Figure record listings:
--- START ---

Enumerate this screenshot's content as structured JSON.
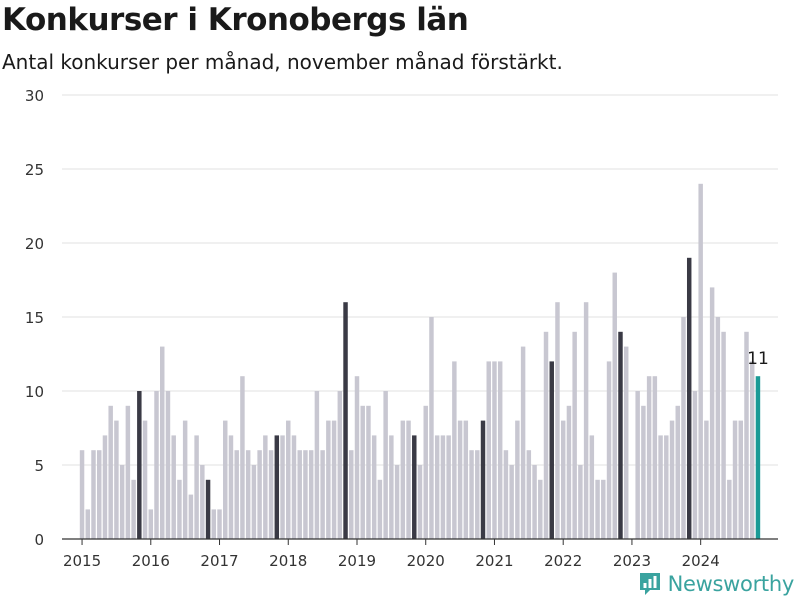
{
  "title": "Konkurser i Kronobergs län",
  "subtitle": "Antal konkurser per månad, november månad förstärkt.",
  "brand": {
    "name": "Newsworthy",
    "icon": "newsworthy-logo-icon"
  },
  "colors": {
    "regular": "#c8c7d1",
    "highlight": "#3a3a45",
    "latest": "#1a9a96",
    "grid": "#e2e2e2"
  },
  "chart_data": {
    "type": "bar",
    "start": "2015-01",
    "highlight_month": "11",
    "xlim": [
      "2014-10",
      "2025-03"
    ],
    "ylim": [
      0,
      30
    ],
    "yticks": [
      0,
      5,
      10,
      15,
      20,
      25,
      30
    ],
    "xticks": [
      "2015",
      "2016",
      "2017",
      "2018",
      "2019",
      "2020",
      "2021",
      "2022",
      "2023",
      "2024"
    ],
    "values": [
      6,
      2,
      6,
      6,
      7,
      9,
      8,
      5,
      9,
      4,
      10,
      8,
      2,
      10,
      13,
      10,
      7,
      4,
      8,
      3,
      7,
      5,
      4,
      2,
      2,
      8,
      7,
      6,
      11,
      6,
      5,
      6,
      7,
      6,
      7,
      7,
      8,
      7,
      6,
      6,
      6,
      10,
      6,
      8,
      8,
      10,
      16,
      6,
      11,
      9,
      9,
      7,
      4,
      10,
      7,
      5,
      8,
      8,
      7,
      5,
      9,
      15,
      7,
      7,
      7,
      12,
      8,
      8,
      6,
      6,
      8,
      12,
      12,
      12,
      6,
      5,
      8,
      13,
      6,
      5,
      4,
      14,
      12,
      16,
      8,
      9,
      14,
      5,
      16,
      7,
      4,
      4,
      12,
      18,
      14,
      13,
      0,
      10,
      9,
      11,
      11,
      7,
      7,
      8,
      9,
      15,
      19,
      10,
      24,
      8,
      17,
      15,
      14,
      4,
      8,
      8,
      14,
      12,
      11
    ],
    "last_label": "11"
  }
}
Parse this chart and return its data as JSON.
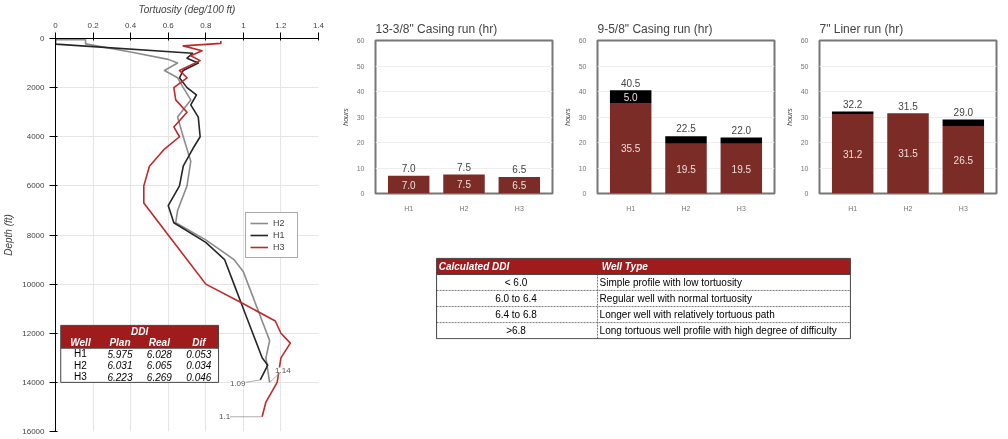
{
  "chart_data": [
    {
      "type": "line",
      "xlabel": "Tortuosity (deg/100 ft)",
      "ylabel": "Depth (ft)",
      "xlim": [
        0,
        1.4
      ],
      "xticks": [
        0,
        0.2,
        0.4,
        0.6,
        0.8,
        1,
        1.2,
        1.4
      ],
      "ylim": [
        16000,
        0
      ],
      "yticks": [
        0,
        2000,
        4000,
        6000,
        8000,
        10000,
        12000,
        14000,
        16000
      ],
      "grid": true,
      "legend": "right",
      "marker": "none",
      "line_style": "solid",
      "series": [
        {
          "name": "H2",
          "color": "#8c8c8c",
          "x": [
            0,
            0.16,
            0.16,
            0.4,
            0.6,
            0.65,
            0.58,
            0.65,
            0.68,
            0.72,
            0.65,
            0.68,
            0.72,
            0.7,
            0.65,
            0.64,
            0.8,
            0.95,
            1.0,
            1.05,
            1.1,
            1.14,
            1.12,
            1.14
          ],
          "values": [
            50,
            50,
            220,
            550,
            850,
            1000,
            1300,
            1600,
            2000,
            2500,
            3200,
            4000,
            5000,
            6000,
            7000,
            7500,
            8200,
            9000,
            9500,
            10500,
            11500,
            12300,
            13000,
            14000
          ]
        },
        {
          "name": "H1",
          "color": "#262626",
          "x": [
            0,
            0,
            0.73,
            0.7,
            0.76,
            0.68,
            0.66,
            0.7,
            0.75,
            0.72,
            0.76,
            0.77,
            0.73,
            0.68,
            0.66,
            0.6,
            0.63,
            0.8,
            0.9,
            0.95,
            1.0,
            1.05,
            1.1,
            1.13,
            1.09
          ],
          "values": [
            0,
            230,
            600,
            800,
            1000,
            1300,
            1600,
            2000,
            2300,
            2700,
            3200,
            4000,
            4500,
            5200,
            6000,
            6800,
            7500,
            8300,
            9000,
            10000,
            11000,
            12000,
            13000,
            13300,
            13900
          ]
        },
        {
          "name": "H3",
          "color": "#c0282a",
          "x": [
            0.88,
            0.88,
            0.68,
            0.78,
            0.72,
            0.77,
            0.66,
            0.7,
            0.63,
            0.64,
            0.7,
            0.63,
            0.66,
            0.58,
            0.5,
            0.47,
            0.47,
            0.53,
            0.6,
            0.7,
            0.8,
            1.0,
            1.17,
            1.2,
            1.25,
            1.2,
            1.18,
            1.12,
            1.1
          ],
          "values": [
            100,
            200,
            300,
            500,
            700,
            900,
            1300,
            1600,
            2000,
            2500,
            3000,
            3600,
            4000,
            4500,
            5200,
            6000,
            6700,
            7300,
            8000,
            9000,
            10000,
            10800,
            11500,
            12000,
            12400,
            13000,
            14000,
            14800,
            15400
          ]
        }
      ],
      "annotations": [
        "DDI",
        "Well",
        "Plan",
        "Real",
        "Dif",
        "H1",
        "5.975",
        "6.028",
        "0.053",
        "H2",
        "6.031",
        "6.065",
        "0.034",
        "H3",
        "6.223",
        "6.269",
        "0.046",
        {
          "text": "1.09",
          "x": 1.09,
          "y": 13900
        },
        {
          "text": "1.14",
          "x": 1.14,
          "y": 14000
        },
        {
          "text": "1.1",
          "x": 1.1,
          "y": 15400
        }
      ]
    },
    {
      "type": "bar",
      "title": "13-3/8\" Casing run (hr)",
      "ylabel": "hours",
      "categories": [
        "H1",
        "H2",
        "H3"
      ],
      "stacked": true,
      "ylim": [
        0,
        60
      ],
      "yticks": [
        0,
        10,
        20,
        30,
        40,
        50,
        60
      ],
      "grid": "y",
      "totals": [
        "7.0",
        "7.5",
        "6.5"
      ],
      "series": [
        {
          "color": "#7b2c26",
          "values": [
            7.0,
            7.5,
            6.5
          ],
          "value_labels": [
            "7.0",
            "7.5",
            "6.5"
          ]
        }
      ]
    },
    {
      "type": "bar",
      "title": "9-5/8\" Casing run (hr)",
      "ylabel": "hours",
      "categories": [
        "H1",
        "H2",
        "H3"
      ],
      "stacked": true,
      "ylim": [
        0,
        60
      ],
      "yticks": [
        0,
        10,
        20,
        30,
        40,
        50,
        60
      ],
      "grid": "y",
      "totals": [
        "40.5",
        "22.5",
        "22.0"
      ],
      "series": [
        {
          "color": "#7b2c26",
          "values": [
            35.5,
            19.5,
            19.5
          ],
          "value_labels": [
            "35.5",
            "19.5",
            "19.5"
          ]
        },
        {
          "color": "#000000",
          "values": [
            5.0,
            3.0,
            2.5
          ],
          "value_labels": [
            "5.0",
            null,
            null
          ]
        }
      ]
    },
    {
      "type": "bar",
      "title": "7\" Liner run (hr)",
      "ylabel": "hours",
      "categories": [
        "H1",
        "H2",
        "H3"
      ],
      "stacked": true,
      "ylim": [
        0,
        60
      ],
      "yticks": [
        0,
        10,
        20,
        30,
        40,
        50,
        60
      ],
      "grid": "y",
      "totals": [
        "32.2",
        "31.5",
        "29.0"
      ],
      "series": [
        {
          "color": "#7b2c26",
          "values": [
            31.2,
            31.5,
            26.5
          ],
          "value_labels": [
            "31.2",
            "31.5",
            "26.5"
          ]
        },
        {
          "color": "#000000",
          "values": [
            1.0,
            0,
            2.5
          ],
          "value_labels": [
            null,
            null,
            null
          ]
        }
      ]
    },
    {
      "type": "other",
      "annotations": [
        "Calculated DDI",
        "Well Type",
        "< 6.0",
        "Simple profile with low tortuosity",
        "6.0 to 6.4",
        "Regular well with normal tortuosity",
        "6.4 to 6.8",
        "Longer well with relatively tortuous path",
        ">6.8",
        "Long tortuous well profile with high degree of difficulty"
      ]
    }
  ]
}
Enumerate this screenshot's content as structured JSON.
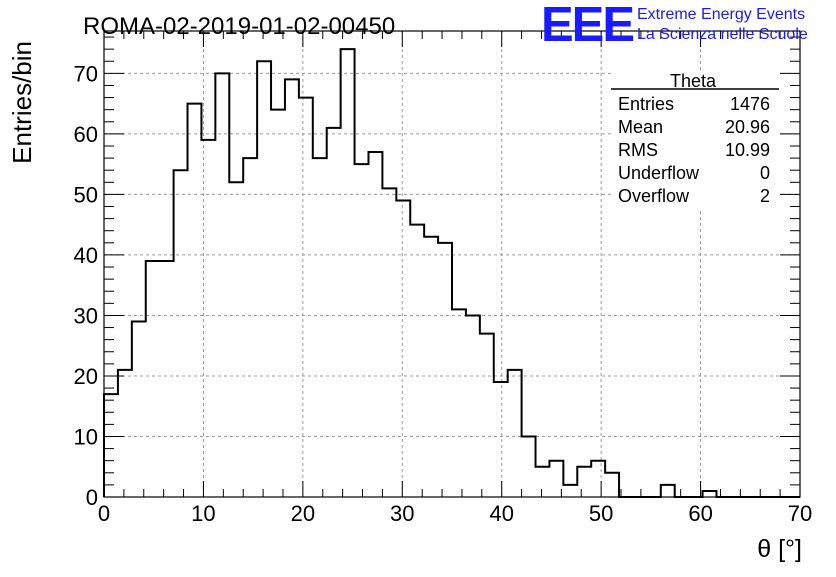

--- END ---

§ **DIRECTIVE**:
Above are the records. Copy every line in them holding "with".

§ **THE REPLY**:
        "Simple profile with low tortuosity",
        "Regular well with normal tortuosity",
        "Longer well with relatively tortuous path",
        "Long tortuous well profile with high degree of difficulty"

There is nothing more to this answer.